#### Task:
Print the data exactly as it is given, please.

"""

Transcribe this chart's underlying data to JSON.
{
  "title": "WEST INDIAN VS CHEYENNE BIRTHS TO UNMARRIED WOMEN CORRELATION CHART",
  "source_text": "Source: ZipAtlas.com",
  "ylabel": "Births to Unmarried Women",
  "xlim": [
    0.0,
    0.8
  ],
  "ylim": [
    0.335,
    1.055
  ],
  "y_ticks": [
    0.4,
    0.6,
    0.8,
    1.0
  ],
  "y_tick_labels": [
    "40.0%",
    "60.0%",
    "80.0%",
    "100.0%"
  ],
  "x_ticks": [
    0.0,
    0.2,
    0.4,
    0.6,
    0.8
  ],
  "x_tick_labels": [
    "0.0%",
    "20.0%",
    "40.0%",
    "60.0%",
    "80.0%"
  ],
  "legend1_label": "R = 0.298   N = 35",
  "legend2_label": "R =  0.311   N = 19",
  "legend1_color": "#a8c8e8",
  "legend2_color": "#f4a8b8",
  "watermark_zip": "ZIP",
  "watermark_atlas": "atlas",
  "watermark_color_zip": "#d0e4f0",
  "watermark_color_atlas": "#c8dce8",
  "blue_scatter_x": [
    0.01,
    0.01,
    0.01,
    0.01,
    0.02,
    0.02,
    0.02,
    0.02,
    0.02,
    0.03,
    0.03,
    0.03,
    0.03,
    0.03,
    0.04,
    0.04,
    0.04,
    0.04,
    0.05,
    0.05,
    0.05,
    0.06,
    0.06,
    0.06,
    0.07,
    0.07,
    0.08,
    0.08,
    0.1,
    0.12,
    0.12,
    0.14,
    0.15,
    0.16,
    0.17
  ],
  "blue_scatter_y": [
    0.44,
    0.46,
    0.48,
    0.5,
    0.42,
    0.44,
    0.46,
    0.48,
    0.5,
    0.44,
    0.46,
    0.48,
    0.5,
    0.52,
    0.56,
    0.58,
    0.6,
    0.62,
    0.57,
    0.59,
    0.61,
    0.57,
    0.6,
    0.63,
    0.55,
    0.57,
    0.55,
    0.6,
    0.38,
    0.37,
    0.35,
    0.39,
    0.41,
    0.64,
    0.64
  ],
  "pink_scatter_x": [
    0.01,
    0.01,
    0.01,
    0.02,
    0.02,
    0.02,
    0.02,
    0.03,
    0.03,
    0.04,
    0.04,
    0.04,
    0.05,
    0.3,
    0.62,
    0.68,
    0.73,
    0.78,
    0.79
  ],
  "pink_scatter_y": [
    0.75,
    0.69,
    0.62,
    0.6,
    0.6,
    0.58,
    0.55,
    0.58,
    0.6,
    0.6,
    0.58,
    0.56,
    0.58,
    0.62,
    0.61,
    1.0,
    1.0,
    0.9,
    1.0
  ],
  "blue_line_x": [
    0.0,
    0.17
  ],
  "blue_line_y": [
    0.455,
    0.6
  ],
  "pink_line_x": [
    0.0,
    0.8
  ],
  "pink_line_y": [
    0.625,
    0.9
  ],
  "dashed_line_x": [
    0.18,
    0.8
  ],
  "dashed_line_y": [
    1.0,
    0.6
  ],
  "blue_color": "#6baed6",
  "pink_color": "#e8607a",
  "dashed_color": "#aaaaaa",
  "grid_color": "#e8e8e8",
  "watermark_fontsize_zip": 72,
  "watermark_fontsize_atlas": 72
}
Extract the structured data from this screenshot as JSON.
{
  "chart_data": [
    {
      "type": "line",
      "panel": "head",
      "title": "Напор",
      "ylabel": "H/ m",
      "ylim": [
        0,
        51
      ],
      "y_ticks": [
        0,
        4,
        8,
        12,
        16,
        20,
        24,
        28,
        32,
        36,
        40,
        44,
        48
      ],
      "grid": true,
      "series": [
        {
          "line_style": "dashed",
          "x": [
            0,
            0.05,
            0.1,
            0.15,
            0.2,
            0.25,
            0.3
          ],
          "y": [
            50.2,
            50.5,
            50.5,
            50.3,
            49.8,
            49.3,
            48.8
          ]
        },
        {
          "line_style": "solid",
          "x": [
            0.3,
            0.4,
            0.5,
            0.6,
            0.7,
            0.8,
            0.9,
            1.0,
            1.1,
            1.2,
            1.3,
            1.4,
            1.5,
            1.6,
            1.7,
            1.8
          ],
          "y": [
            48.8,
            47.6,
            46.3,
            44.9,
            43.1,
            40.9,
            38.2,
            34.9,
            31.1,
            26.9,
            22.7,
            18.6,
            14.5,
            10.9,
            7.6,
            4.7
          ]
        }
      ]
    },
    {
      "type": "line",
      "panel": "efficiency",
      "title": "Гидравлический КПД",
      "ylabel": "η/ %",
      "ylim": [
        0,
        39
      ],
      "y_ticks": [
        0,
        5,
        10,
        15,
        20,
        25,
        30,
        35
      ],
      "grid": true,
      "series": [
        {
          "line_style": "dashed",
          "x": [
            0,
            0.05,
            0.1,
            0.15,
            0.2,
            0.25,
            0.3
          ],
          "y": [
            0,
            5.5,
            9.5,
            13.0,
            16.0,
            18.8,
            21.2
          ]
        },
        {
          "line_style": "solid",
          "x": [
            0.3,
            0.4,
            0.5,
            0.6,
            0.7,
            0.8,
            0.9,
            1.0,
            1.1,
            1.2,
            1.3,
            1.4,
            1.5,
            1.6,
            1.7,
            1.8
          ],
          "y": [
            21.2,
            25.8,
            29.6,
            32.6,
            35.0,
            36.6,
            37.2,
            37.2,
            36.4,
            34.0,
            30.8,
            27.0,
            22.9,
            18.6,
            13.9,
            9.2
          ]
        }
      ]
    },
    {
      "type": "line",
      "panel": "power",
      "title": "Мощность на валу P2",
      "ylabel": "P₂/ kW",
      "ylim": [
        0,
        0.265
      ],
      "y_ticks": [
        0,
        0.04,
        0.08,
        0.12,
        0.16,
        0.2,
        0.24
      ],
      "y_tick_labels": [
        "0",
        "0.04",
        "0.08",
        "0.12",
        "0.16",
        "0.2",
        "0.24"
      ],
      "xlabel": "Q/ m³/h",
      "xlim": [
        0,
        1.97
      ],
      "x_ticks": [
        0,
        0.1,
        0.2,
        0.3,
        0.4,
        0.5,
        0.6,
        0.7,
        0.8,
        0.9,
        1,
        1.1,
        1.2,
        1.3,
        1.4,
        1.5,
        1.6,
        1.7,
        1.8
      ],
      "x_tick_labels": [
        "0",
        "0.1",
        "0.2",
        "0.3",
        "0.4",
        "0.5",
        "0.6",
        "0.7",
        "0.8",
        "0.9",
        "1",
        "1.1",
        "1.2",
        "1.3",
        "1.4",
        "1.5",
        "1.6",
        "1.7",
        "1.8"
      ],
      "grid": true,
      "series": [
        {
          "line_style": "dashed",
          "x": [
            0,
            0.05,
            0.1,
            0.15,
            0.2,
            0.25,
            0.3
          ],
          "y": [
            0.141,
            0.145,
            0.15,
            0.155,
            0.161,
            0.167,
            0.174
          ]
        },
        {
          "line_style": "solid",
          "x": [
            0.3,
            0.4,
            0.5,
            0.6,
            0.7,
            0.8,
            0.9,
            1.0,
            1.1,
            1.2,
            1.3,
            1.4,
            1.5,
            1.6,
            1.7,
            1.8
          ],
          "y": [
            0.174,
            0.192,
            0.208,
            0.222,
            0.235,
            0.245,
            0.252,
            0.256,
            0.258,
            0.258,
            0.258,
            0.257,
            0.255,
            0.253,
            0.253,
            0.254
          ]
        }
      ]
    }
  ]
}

"""

#### Answer for this exercise:
Transcribe this chart's underlying data to JSON.
{
  "title": "WEST INDIAN VS CHEYENNE BIRTHS TO UNMARRIED WOMEN CORRELATION CHART",
  "source_text": "Source: ZipAtlas.com",
  "ylabel": "Births to Unmarried Women",
  "xlim": [
    0.0,
    0.8
  ],
  "ylim": [
    0.335,
    1.055
  ],
  "y_ticks": [
    0.4,
    0.6,
    0.8,
    1.0
  ],
  "y_tick_labels": [
    "40.0%",
    "60.0%",
    "80.0%",
    "100.0%"
  ],
  "x_ticks": [
    0.0,
    0.2,
    0.4,
    0.6,
    0.8
  ],
  "x_tick_labels": [
    "0.0%",
    "20.0%",
    "40.0%",
    "60.0%",
    "80.0%"
  ],
  "legend1_label": "R = 0.298   N = 35",
  "legend2_label": "R =  0.311   N = 19",
  "legend1_color": "#a8c8e8",
  "legend2_color": "#f4a8b8",
  "watermark_zip": "ZIP",
  "watermark_atlas": "atlas",
  "watermark_color_zip": "#d0e4f0",
  "watermark_color_atlas": "#c8dce8",
  "blue_scatter_x": [
    0.01,
    0.01,
    0.01,
    0.01,
    0.02,
    0.02,
    0.02,
    0.02,
    0.02,
    0.03,
    0.03,
    0.03,
    0.03,
    0.03,
    0.04,
    0.04,
    0.04,
    0.04,
    0.05,
    0.05,
    0.05,
    0.06,
    0.06,
    0.06,
    0.07,
    0.07,
    0.08,
    0.08,
    0.1,
    0.12,
    0.12,
    0.14,
    0.15,
    0.16,
    0.17
  ],
  "blue_scatter_y": [
    0.44,
    0.46,
    0.48,
    0.5,
    0.42,
    0.44,
    0.46,
    0.48,
    0.5,
    0.44,
    0.46,
    0.48,
    0.5,
    0.52,
    0.56,
    0.58,
    0.6,
    0.62,
    0.57,
    0.59,
    0.61,
    0.57,
    0.6,
    0.63,
    0.55,
    0.57,
    0.55,
    0.6,
    0.38,
    0.37,
    0.35,
    0.39,
    0.41,
    0.64,
    0.64
  ],
  "pink_scatter_x": [
    0.01,
    0.01,
    0.01,
    0.02,
    0.02,
    0.02,
    0.02,
    0.03,
    0.03,
    0.04,
    0.04,
    0.04,
    0.05,
    0.3,
    0.62,
    0.68,
    0.73,
    0.78,
    0.79
  ],
  "pink_scatter_y": [
    0.75,
    0.69,
    0.62,
    0.6,
    0.6,
    0.58,
    0.55,
    0.58,
    0.6,
    0.6,
    0.58,
    0.56,
    0.58,
    0.62,
    0.61,
    1.0,
    1.0,
    0.9,
    1.0
  ],
  "blue_line_x": [
    0.0,
    0.17
  ],
  "blue_line_y": [
    0.455,
    0.6
  ],
  "pink_line_x": [
    0.0,
    0.8
  ],
  "pink_line_y": [
    0.625,
    0.9
  ],
  "dashed_line_x": [
    0.18,
    0.8
  ],
  "dashed_line_y": [
    1.0,
    0.6
  ],
  "blue_color": "#6baed6",
  "pink_color": "#e8607a",
  "dashed_color": "#aaaaaa",
  "grid_color": "#e8e8e8",
  "watermark_fontsize_zip": 72,
  "watermark_fontsize_atlas": 72
}
Extract the structured data from this screenshot as JSON.
{
  "chart_data": [
    {
      "type": "line",
      "panel": "head",
      "title": "Напор",
      "ylabel": "H/ m",
      "ylim": [
        0,
        51
      ],
      "y_ticks": [
        0,
        4,
        8,
        12,
        16,
        20,
        24,
        28,
        32,
        36,
        40,
        44,
        48
      ],
      "grid": true,
      "series": [
        {
          "line_style": "dashed",
          "x": [
            0,
            0.05,
            0.1,
            0.15,
            0.2,
            0.25,
            0.3
          ],
          "y": [
            50.2,
            50.5,
            50.5,
            50.3,
            49.8,
            49.3,
            48.8
          ]
        },
        {
          "line_style": "solid",
          "x": [
            0.3,
            0.4,
            0.5,
            0.6,
            0.7,
            0.8,
            0.9,
            1.0,
            1.1,
            1.2,
            1.3,
            1.4,
            1.5,
            1.6,
            1.7,
            1.8
          ],
          "y": [
            48.8,
            47.6,
            46.3,
            44.9,
            43.1,
            40.9,
            38.2,
            34.9,
            31.1,
            26.9,
            22.7,
            18.6,
            14.5,
            10.9,
            7.6,
            4.7
          ]
        }
      ]
    },
    {
      "type": "line",
      "panel": "efficiency",
      "title": "Гидравлический КПД",
      "ylabel": "η/ %",
      "ylim": [
        0,
        39
      ],
      "y_ticks": [
        0,
        5,
        10,
        15,
        20,
        25,
        30,
        35
      ],
      "grid": true,
      "series": [
        {
          "line_style": "dashed",
          "x": [
            0,
            0.05,
            0.1,
            0.15,
            0.2,
            0.25,
            0.3
          ],
          "y": [
            0,
            5.5,
            9.5,
            13.0,
            16.0,
            18.8,
            21.2
          ]
        },
        {
          "line_style": "solid",
          "x": [
            0.3,
            0.4,
            0.5,
            0.6,
            0.7,
            0.8,
            0.9,
            1.0,
            1.1,
            1.2,
            1.3,
            1.4,
            1.5,
            1.6,
            1.7,
            1.8
          ],
          "y": [
            21.2,
            25.8,
            29.6,
            32.6,
            35.0,
            36.6,
            37.2,
            37.2,
            36.4,
            34.0,
            30.8,
            27.0,
            22.9,
            18.6,
            13.9,
            9.2
          ]
        }
      ]
    },
    {
      "type": "line",
      "panel": "power",
      "title": "Мощность на валу P2",
      "ylabel": "P₂/ kW",
      "ylim": [
        0,
        0.265
      ],
      "y_ticks": [
        0,
        0.04,
        0.08,
        0.12,
        0.16,
        0.2,
        0.24
      ],
      "y_tick_labels": [
        "0",
        "0.04",
        "0.08",
        "0.12",
        "0.16",
        "0.2",
        "0.24"
      ],
      "xlabel": "Q/ m³/h",
      "xlim": [
        0,
        1.97
      ],
      "x_ticks": [
        0,
        0.1,
        0.2,
        0.3,
        0.4,
        0.5,
        0.6,
        0.7,
        0.8,
        0.9,
        1,
        1.1,
        1.2,
        1.3,
        1.4,
        1.5,
        1.6,
        1.7,
        1.8
      ],
      "x_tick_labels": [
        "0",
        "0.1",
        "0.2",
        "0.3",
        "0.4",
        "0.5",
        "0.6",
        "0.7",
        "0.8",
        "0.9",
        "1",
        "1.1",
        "1.2",
        "1.3",
        "1.4",
        "1.5",
        "1.6",
        "1.7",
        "1.8"
      ],
      "grid": true,
      "series": [
        {
          "line_style": "dashed",
          "x": [
            0,
            0.05,
            0.1,
            0.15,
            0.2,
            0.25,
            0.3
          ],
          "y": [
            0.141,
            0.145,
            0.15,
            0.155,
            0.161,
            0.167,
            0.174
          ]
        },
        {
          "line_style": "solid",
          "x": [
            0.3,
            0.4,
            0.5,
            0.6,
            0.7,
            0.8,
            0.9,
            1.0,
            1.1,
            1.2,
            1.3,
            1.4,
            1.5,
            1.6,
            1.7,
            1.8
          ],
          "y": [
            0.174,
            0.192,
            0.208,
            0.222,
            0.235,
            0.245,
            0.252,
            0.256,
            0.258,
            0.258,
            0.258,
            0.257,
            0.255,
            0.253,
            0.253,
            0.254
          ]
        }
      ]
    }
  ]
}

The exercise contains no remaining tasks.